▶ [Set problem]: Copy every line that contains the string "чтобы" from the entries below.

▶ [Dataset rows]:
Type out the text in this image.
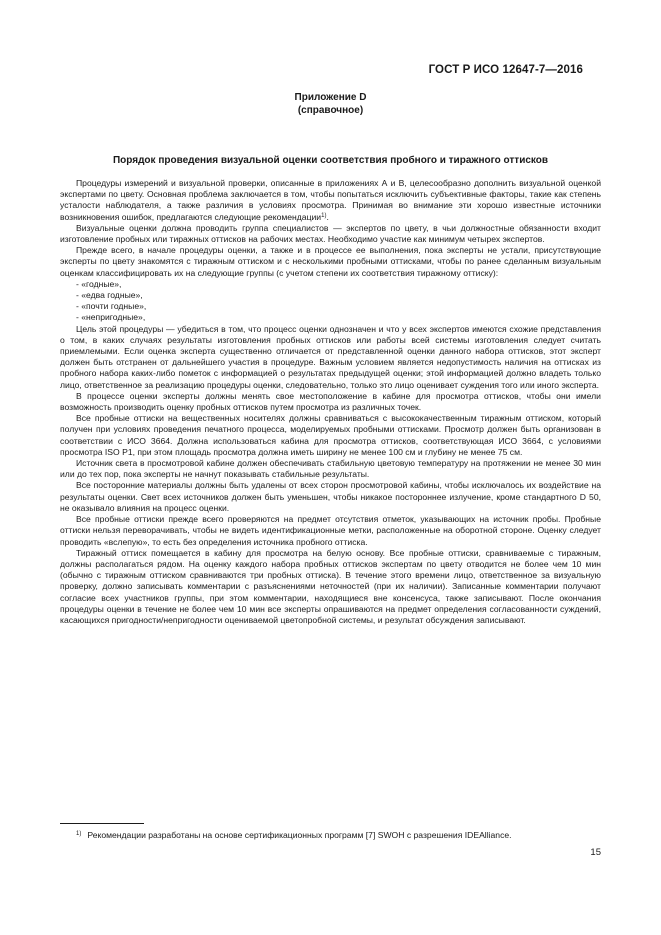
ГОСТ Р ИСО 12647-7—2016
Приложение D
(справочное)
Порядок проведения визуальной оценки соответствия пробного и тиражного оттисков

Процедуры измерений и визуальной проверки, описанные в приложениях А и В, целесообразно дополнить визуальной оценкой экспертами по цвету. Основная проблема заключается в том, чтобы попытаться исключить субъективные факторы, такие как степень усталости наблюдателя, а также различия в условиях просмотра. Принимая во внимание эти хорошо известные источники возникновения ошибок, предлагаются следующие рекомендации$^{1)}$.

Визуальные оценки должна проводить группа специалистов — экспертов по цвету, в чьи должностные обязанности входит изготовление пробных или тиражных оттисков на рабочих местах. Необходимо участие как минимум четырех экспертов.

Прежде всего, в начале процедуры оценки, а также и в процессе ее выполнения, пока эксперты не устали, присутствующие эксперты по цвету знакомятся с тиражным оттиском и с несколькими пробными оттисками, чтобы по ранее сделанным визуальным оценкам классифицировать их на следующие группы (с учетом степени их соответствия тиражному оттиску):

- «годные»,

- «едва годные»,

- «почти годные»,

- «непригодные»,

Цель этой процедуры — убедиться в том, что процесс оценки однозначен и что у всех экспертов имеются схожие представления о том, в каких случаях результаты изготовления пробных оттисков или работы всей системы изготовления следует считать приемлемыми. Если оценка эксперта существенно отличается от представленной оценки данного набора оттисков, этот эксперт должен быть отстранен от дальнейшего участия в процедуре. Важным условием является недопустимость наличия на оттисках из пробного набора каких-либо пометок с информацией о результатах предыдущей оценки; этой информацией должно владеть только лицо, ответственное за реализацию процедуры оценки, следовательно, только это лицо оценивает суждения того или иного эксперта.

В процессе оценки эксперты должны менять свое местоположение в кабине для просмотра оттисков, чтобы они имели возможность производить оценку пробных оттисков путем просмотра из различных точек.

Все пробные оттиски на вещественных носителях должны сравниваться с высококачественным тиражным оттиском, который получен при условиях проведения печатного процесса, моделируемых пробными оттисками. Просмотр должен быть организован в соответствии с ИСО 3664. Должна использоваться кабина для просмотра оттисков, соответствующая ИСО 3664, с условиями просмотра ISO P1, при этом площадь просмотра должна иметь ширину не менее 100 см и глубину не менее 75 см.

Источник света в просмотровой кабине должен обеспечивать стабильную цветовую температуру на протяжении не менее 30 мин или до тех пор, пока эксперты не начнут показывать стабильные результаты.

Все посторонние материалы должны быть удалены от всех сторон просмотровой кабины, чтобы исключалось их воздействие на результаты оценки. Свет всех источников должен быть уменьшен, чтобы никакое постороннее излучение, кроме стандартного D 50, не оказывало влияния на процесс оценки.

Все пробные оттиски прежде всего проверяются на предмет отсутствия отметок, указывающих на источник пробы. Пробные оттиски нельзя переворачивать, чтобы не видеть идентификационные метки, расположенные на оборотной стороне. Оценку следует проводить «вслепую», то есть без определения источника пробного оттиска.

Тиражный оттиск помещается в кабину для просмотра на белую основу. Все пробные оттиски, сравниваемые с тиражным, должны располагаться рядом. На оценку каждого набора пробных оттисков экспертам по цвету отводится не более чем 10 мин (обычно с тиражным оттиском сравниваются три пробных оттиска). В течение этого времени лицо, ответственное за визуальную проверку, должно записывать комментарии с разъяснениями неточностей (при их наличии). Записанные комментарии получают согласие всех участников группы, при этом комментарии, находящиеся вне консенсуса, также записывают. После окончания процедуры оценки в течение не более чем 10 мин все эксперты опрашиваются на предмет определения согласованности суждений, касающихся пригодности/непригодности оцениваемой цветопробной системы, и результат обсуждения записывают.

$^{1)}$ Рекомендации разработаны на основе сертификационных программ [7] SWOH с разрешения IDEAlliance.
15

▶ [Result for this exercise]:
Процедуры измерений и визуальной проверки, описанные в приложениях А и В, целесообразно дополнить визуальной оценкой экспертами по цвету. Основная проблема заключается в том, чтобы попытаться исключить субъективные факторы, такие как степень усталости наблюдателя, а также различия в условиях просмотра. Принимая во внимание эти хорошо известные источники возникновения ошибок, предлагаются следующие рекомендации$^{1)}$.
Прежде всего, в начале процедуры оценки, а также и в процессе ее выполнения, пока эксперты не устали, присутствующие эксперты по цвету знакомятся с тиражным оттиском и с несколькими пробными оттисками, чтобы по ранее сделанным визуальным оценкам классифицировать их на следующие группы (с учетом степени их соответствия тиражному оттиску):
В процессе оценки эксперты должны менять свое местоположение в кабине для просмотра оттисков, чтобы они имели возможность производить оценку пробных оттисков путем просмотра из различных точек.
Все посторонние материалы должны быть удалены от всех сторон просмотровой кабины, чтобы исключалось их воздействие на результаты оценки. Свет всех источников должен быть уменьшен, чтобы никакое постороннее излучение, кроме стандартного D 50, не оказывало влияния на процесс оценки.
Все пробные оттиски прежде всего проверяются на предмет отсутствия отметок, указывающих на источник пробы. Пробные оттиски нельзя переворачивать, чтобы не видеть идентификационные метки, расположенные на оборотной стороне. Оценку следует проводить «вслепую», то есть без определения источника пробного оттиска.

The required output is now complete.